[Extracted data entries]

— Start —

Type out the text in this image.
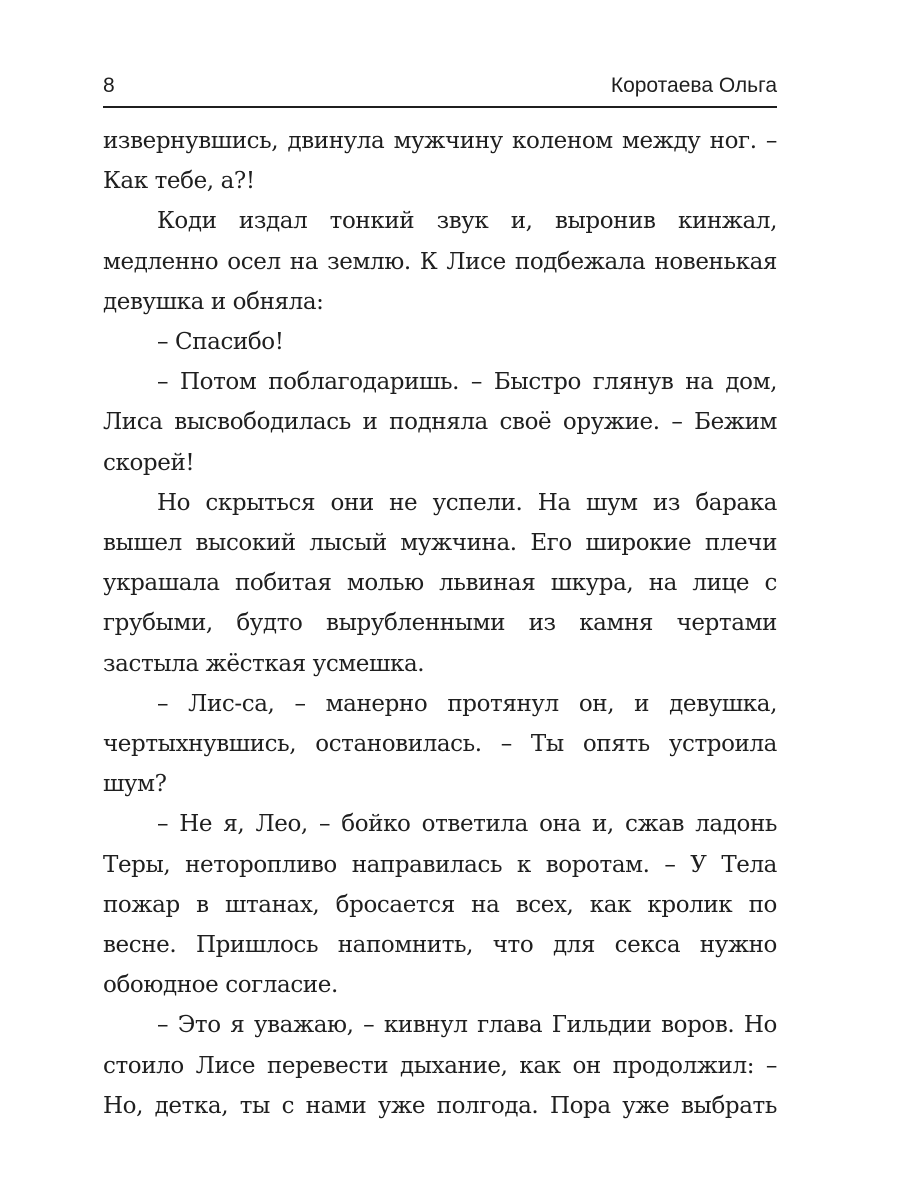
8	Коротаева Ольга

извернувшись, двинула мужчину коленом между ног. – Как тебе, а?!

Коди издал тонкий звук и, выронив кинжал, медленно осел на землю. К Лисе подбежала новенькая девушка и обняла:

– Спасибо!

– Потом поблагодаришь. – Быстро глянув на дом, Лиса высвободилась и подняла своё оружие. – Бежим скорей!

Но скрыться они не успели. На шум из барака вышел высокий лысый мужчина. Его широкие плечи украшала побитая молью львиная шкура, на лице с грубыми, будто вырубленными из камня чертами застыла жёсткая усмешка.

– Лис-са, – манерно протянул он, и девушка, чертыхнувшись, остановилась. – Ты опять устроила шум?

– Не я, Лео, – бойко ответила она и, сжав ладонь Теры, неторопливо направилась к воротам. – У Тела пожар в штанах, бросается на всех, как кролик по весне. Пришлось напомнить, что для секса нужно обоюдное согласие.

– Это я уважаю, – кивнул глава Гильдии воров. Но стоило Лисе перевести дыхание, как он продолжил: – Но, детка, ты с нами уже полгода. Пора уже выбрать
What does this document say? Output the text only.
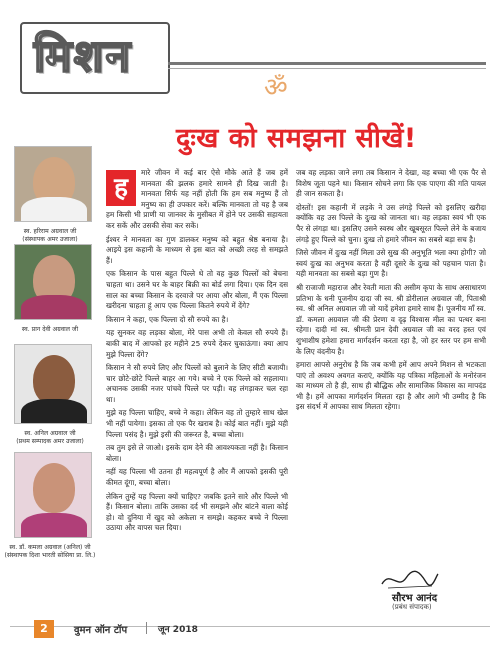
मिशन
ॐ
स्व. हरिराम अग्रवाल जी
(संस्थापक अमर उजाला)
स्व. प्रान देवी अग्रवाल जी
स्व. अनिल अग्रवाल जी
(प्रथम सम्पादक अमर उजाला)
स्व. डॉ. कमला अग्रवाल (अनिल) जी
(संस्थापक दिशा भारती सोसिया प्रा. लि.)
दुःख को समझना सीखें!
ह

मारे जीवन में कई बार ऐसे मौके आते हैं जब हमें मानवता की झलक हमारे सामने ही दिख जाती है। मानवता सिर्फ यह नहीं होती कि हम सब मनुष्य हैं तो मनुष्य का ही उपकार करें। बल्कि मानवता तो यह है जब हम किसी भी प्राणी या जानवर के मुसीबत में होने पर उसकी सहायता कर सकें और उसकी सेवा कर सकें।

ईश्वर ने मानवता का गुण डालकर मनुष्य को बहुत श्रेष्ठ बनाया है। आइये इस कहानी के माध्यम से इस बात को अच्छी तरह से समझते हैं।

एक किसान के पास बहुत पिल्ले थे तो वह कुछ पिल्लों को बेचना चाहता था। उसने घर के बाहर बिक्री का बोर्ड लगा दिया। एक दिन दस साल का बच्चा किसान के दरवाजे पर आया और बोला, मैं एक पिल्ला खरीदना चाहता हूं आप एक पिल्ला कितने रुपये में देंगे?

किसान ने कहा, एक पिल्ला दो सौ रुपये का है।

यह सुनकर वह लड़का बोला, मेरे पास अभी तो केवल सौ रुपये हैं। बाकी बाद में आपको हर महीने 25 रुपये देकर चुकाऊंगा। क्या आप मुझे पिल्ला देंगे?

किसान ने सौ रुपये लिए और पिल्लों को बुलाने के लिए सीटी बजायी। चार छोटे-छोटे पिल्ले बाहर आ गये। बच्चे ने एक पिल्ले को सहलाया। अचानक उसकी नजर पांचवे पिल्ले पर पड़ी। वह लंगड़ाकर चल रहा था।

मुझे वह पिल्ला चाहिए, बच्चे ने कहा। लेकिन वह तो तुम्हारे साथ खेल भी नहीं पायेगा। इसका तो एक पैर खराब है। कोई बात नहीं। मुझे यही पिल्ला पसंद है। मुझे इसी की जरूरत है, बच्चा बोला।

तब तुम इसे ले जाओ। इसके दाम देने की आवश्यकता नहीं है। किसान बोला।

नहीं यह पिल्ला भी उतना ही महत्वपूर्ण है और मैं आपको इसकी पूरी कीमत दूंगा, बच्चा बोला।

लेकिन तुम्हें यह पिल्ला क्यों चाहिए? जबकि इतने सारे और पिल्ले भी हैं। किसान बोला। ताकि उसका दर्द भी समझने और बांटने वाला कोई हो। वो दुनिया में खुद को अकेला न समझे। कहकर बच्चे ने पिल्ला उठाया और वापस चल दिया।

जब वह लड़का जाने लगा तब किसान ने देखा, वह बच्चा भी एक पैर से विशेष जूता पहने था। किसान सोचने लगा कि एक पाएगा की गति पायल ही जान सकता है।

दोस्तों! इस कहानी में लड़के ने उस लंगड़े पिल्ले को इसलिए खरीदा क्योंकि वह उस पिल्ले के दुःख को जानता था। वह लड़का स्वयं भी एक पैर से लंगड़ा था। इसलिए उसने स्वस्थ और खूबसूरत पिल्ले लेने के बजाय लंगड़े हुए पिल्ले को चुना। दुःख तो हमारे जीवन का सबसे बड़ा सच है।

जिसे जीवन में दुःख नहीं मिला उसे सुख की अनुभूति भला क्या होगी? जो स्वयं दुःख का अनुभव करता है वही दूसरे के दुःख को पहचान पाता है। यही मानवता का सबसे बड़ा गुण है।

श्री राजाजी महाराज और रेवती माता की असीम कृपा के साथ असाधारण प्रतिभा के धनी पूजनीय दादा जी स्व. श्री डोरीलाल अग्रवाल जी, पिताश्री स्व. श्री अनिल अग्रवाल जी जो यादें हमेशा हमारे साथ हैं। पूजनीय माँ स्व. डॉ. कमला अग्रवाल जी की प्रेरणा व दृढ़ विश्वास मील का पत्थर बना रहेगा। दादी मां स्व. श्रीमती प्रान देवी अग्रवाल जी का वरद हस्त एवं शुभाशीष हमेशा हमारा मार्गदर्शन करता रहा है, जो हर स्तर पर हम सभी के लिए वंदनीय है।

हमारा आपसे अनुरोध है कि जब कभी हमें आप अपने मिशन से भटकता पाएं तो अवश्य अवगत कराएं, क्योंकि यह पत्रिका महिलाओं के मनोरंजन का माध्यम तो है ही, साथ ही बौद्धिक और सामाजिक विकास का मापदंड भी है। हमें आपका मार्गदर्शन मिलता रहा है और आगे भी उम्मीद है कि इस संदर्भ में आपका साथ मिलता रहेगा।

सौरभ आनंद
(प्रबंध संपादक)
2	वुमन ऑन टॉप	जून 2018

— End —

● **Objective**
Look for "девушка" and pull out every line that has it.

● **Response**
Коди издал тонкий звук и, выронив кинжал, медленно осел на землю. К Лисе подбежала новенькая девушка и обняла:
– Лис-са, – манерно протянул он, и девушка, чертыхнувшись, остановилась. – Ты опять устроила шум?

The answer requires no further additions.